WHAT IS ASKED
Return, without any alteration, everything from the beginning of the rows down to the line containing "page-title: Account xyxy=(91,22,124,32)", with both ends included.

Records

* * * * * * * * *

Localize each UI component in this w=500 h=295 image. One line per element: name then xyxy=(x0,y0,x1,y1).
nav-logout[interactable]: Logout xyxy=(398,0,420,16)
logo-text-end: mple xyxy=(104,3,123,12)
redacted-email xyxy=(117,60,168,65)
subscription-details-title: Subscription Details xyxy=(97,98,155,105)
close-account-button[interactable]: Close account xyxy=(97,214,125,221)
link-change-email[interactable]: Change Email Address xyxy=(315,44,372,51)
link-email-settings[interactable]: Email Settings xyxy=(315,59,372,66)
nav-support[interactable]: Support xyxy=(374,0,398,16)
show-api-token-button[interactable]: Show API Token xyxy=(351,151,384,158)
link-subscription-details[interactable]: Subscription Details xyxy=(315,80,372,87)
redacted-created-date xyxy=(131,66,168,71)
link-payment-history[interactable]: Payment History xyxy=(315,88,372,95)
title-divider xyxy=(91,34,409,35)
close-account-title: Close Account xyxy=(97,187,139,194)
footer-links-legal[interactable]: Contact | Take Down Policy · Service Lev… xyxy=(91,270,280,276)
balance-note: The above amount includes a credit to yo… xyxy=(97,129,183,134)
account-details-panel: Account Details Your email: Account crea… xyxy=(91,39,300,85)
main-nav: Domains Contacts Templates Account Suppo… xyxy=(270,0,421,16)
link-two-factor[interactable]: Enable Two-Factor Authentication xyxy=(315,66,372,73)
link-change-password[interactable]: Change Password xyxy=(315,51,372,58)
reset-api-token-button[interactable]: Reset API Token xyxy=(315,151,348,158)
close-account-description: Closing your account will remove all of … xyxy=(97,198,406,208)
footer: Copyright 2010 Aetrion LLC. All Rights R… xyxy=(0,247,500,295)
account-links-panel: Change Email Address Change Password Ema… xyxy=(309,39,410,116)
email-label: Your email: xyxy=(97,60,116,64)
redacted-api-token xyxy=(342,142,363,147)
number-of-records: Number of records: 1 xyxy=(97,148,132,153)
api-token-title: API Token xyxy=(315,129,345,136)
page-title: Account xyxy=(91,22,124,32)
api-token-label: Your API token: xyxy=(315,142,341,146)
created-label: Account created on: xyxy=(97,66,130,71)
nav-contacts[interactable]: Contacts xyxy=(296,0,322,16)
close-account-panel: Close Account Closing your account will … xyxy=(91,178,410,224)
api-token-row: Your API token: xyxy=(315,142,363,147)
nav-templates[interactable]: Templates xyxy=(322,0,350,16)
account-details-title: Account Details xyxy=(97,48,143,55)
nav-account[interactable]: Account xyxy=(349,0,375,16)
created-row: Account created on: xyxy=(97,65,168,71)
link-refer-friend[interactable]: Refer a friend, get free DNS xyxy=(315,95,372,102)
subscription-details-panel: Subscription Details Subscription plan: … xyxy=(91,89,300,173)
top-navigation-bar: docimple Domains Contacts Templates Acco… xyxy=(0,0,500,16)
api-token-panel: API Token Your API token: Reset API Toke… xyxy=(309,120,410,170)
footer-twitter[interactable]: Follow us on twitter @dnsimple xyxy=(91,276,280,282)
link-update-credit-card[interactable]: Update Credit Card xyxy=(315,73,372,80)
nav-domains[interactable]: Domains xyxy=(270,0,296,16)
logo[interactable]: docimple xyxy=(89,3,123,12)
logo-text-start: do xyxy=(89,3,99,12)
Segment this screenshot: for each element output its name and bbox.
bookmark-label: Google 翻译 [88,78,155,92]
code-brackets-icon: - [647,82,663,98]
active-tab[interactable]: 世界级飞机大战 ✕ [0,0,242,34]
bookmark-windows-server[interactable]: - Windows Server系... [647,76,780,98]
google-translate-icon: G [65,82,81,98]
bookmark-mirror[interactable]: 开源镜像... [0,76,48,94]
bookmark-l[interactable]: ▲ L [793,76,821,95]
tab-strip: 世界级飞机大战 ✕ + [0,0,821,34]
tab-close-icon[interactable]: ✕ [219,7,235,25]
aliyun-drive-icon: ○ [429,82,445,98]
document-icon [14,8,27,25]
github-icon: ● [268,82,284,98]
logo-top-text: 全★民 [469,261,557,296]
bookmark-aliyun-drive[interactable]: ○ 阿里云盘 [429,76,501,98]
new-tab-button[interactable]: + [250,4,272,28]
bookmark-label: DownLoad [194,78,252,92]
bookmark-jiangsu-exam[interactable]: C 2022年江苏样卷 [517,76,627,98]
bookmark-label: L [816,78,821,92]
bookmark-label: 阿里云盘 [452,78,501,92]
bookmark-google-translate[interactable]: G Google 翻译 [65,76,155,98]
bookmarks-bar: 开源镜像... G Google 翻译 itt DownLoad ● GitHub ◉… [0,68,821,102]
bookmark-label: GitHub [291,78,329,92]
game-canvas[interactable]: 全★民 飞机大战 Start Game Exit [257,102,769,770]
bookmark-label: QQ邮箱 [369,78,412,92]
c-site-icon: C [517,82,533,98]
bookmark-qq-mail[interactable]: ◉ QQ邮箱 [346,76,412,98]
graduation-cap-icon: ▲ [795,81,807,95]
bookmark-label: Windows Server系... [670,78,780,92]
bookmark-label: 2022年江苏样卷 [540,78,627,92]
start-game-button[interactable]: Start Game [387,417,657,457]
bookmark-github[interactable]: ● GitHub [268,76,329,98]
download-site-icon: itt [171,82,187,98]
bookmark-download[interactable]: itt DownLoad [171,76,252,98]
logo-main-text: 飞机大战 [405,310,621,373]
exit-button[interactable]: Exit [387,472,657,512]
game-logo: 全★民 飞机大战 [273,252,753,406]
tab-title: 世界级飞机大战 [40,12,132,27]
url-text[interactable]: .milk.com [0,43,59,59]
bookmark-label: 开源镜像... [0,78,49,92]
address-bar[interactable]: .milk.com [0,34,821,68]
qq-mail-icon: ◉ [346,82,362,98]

* * * * * * * * *

THE COMPLETED TASK
Localize each UI component in this w=500 h=295 image. One line per element: name then xyxy=(x0,y0,x1,y1).
nav-logout[interactable]: Logout xyxy=(398,0,420,16)
logo-text-end: mple xyxy=(104,3,123,12)
redacted-email xyxy=(117,60,168,65)
subscription-details-title: Subscription Details xyxy=(97,98,155,105)
close-account-button[interactable]: Close account xyxy=(97,214,125,221)
link-change-email[interactable]: Change Email Address xyxy=(315,44,372,51)
link-email-settings[interactable]: Email Settings xyxy=(315,59,372,66)
nav-support[interactable]: Support xyxy=(374,0,398,16)
show-api-token-button[interactable]: Show API Token xyxy=(351,151,384,158)
link-subscription-details[interactable]: Subscription Details xyxy=(315,80,372,87)
redacted-created-date xyxy=(131,66,168,71)
link-payment-history[interactable]: Payment History xyxy=(315,88,372,95)
title-divider xyxy=(91,34,409,35)
close-account-title: Close Account xyxy=(97,187,139,194)
footer-links-legal[interactable]: Contact | Take Down Policy · Service Lev… xyxy=(91,270,280,276)
balance-note: The above amount includes a credit to yo… xyxy=(97,129,183,134)
account-details-panel: Account Details Your email: Account crea… xyxy=(91,39,300,85)
main-nav: Domains Contacts Templates Account Suppo… xyxy=(270,0,421,16)
link-two-factor[interactable]: Enable Two-Factor Authentication xyxy=(315,66,372,73)
link-change-password[interactable]: Change Password xyxy=(315,51,372,58)
reset-api-token-button[interactable]: Reset API Token xyxy=(315,151,348,158)
close-account-description: Closing your account will remove all of … xyxy=(97,198,406,208)
footer: Copyright 2010 Aetrion LLC. All Rights R… xyxy=(0,247,500,295)
account-links-panel: Change Email Address Change Password Ema… xyxy=(309,39,410,116)
email-label: Your email: xyxy=(97,60,116,64)
redacted-api-token xyxy=(342,142,363,147)
number-of-records: Number of records: 1 xyxy=(97,148,132,153)
api-token-title: API Token xyxy=(315,129,345,136)
page-title: Account xyxy=(91,22,124,32)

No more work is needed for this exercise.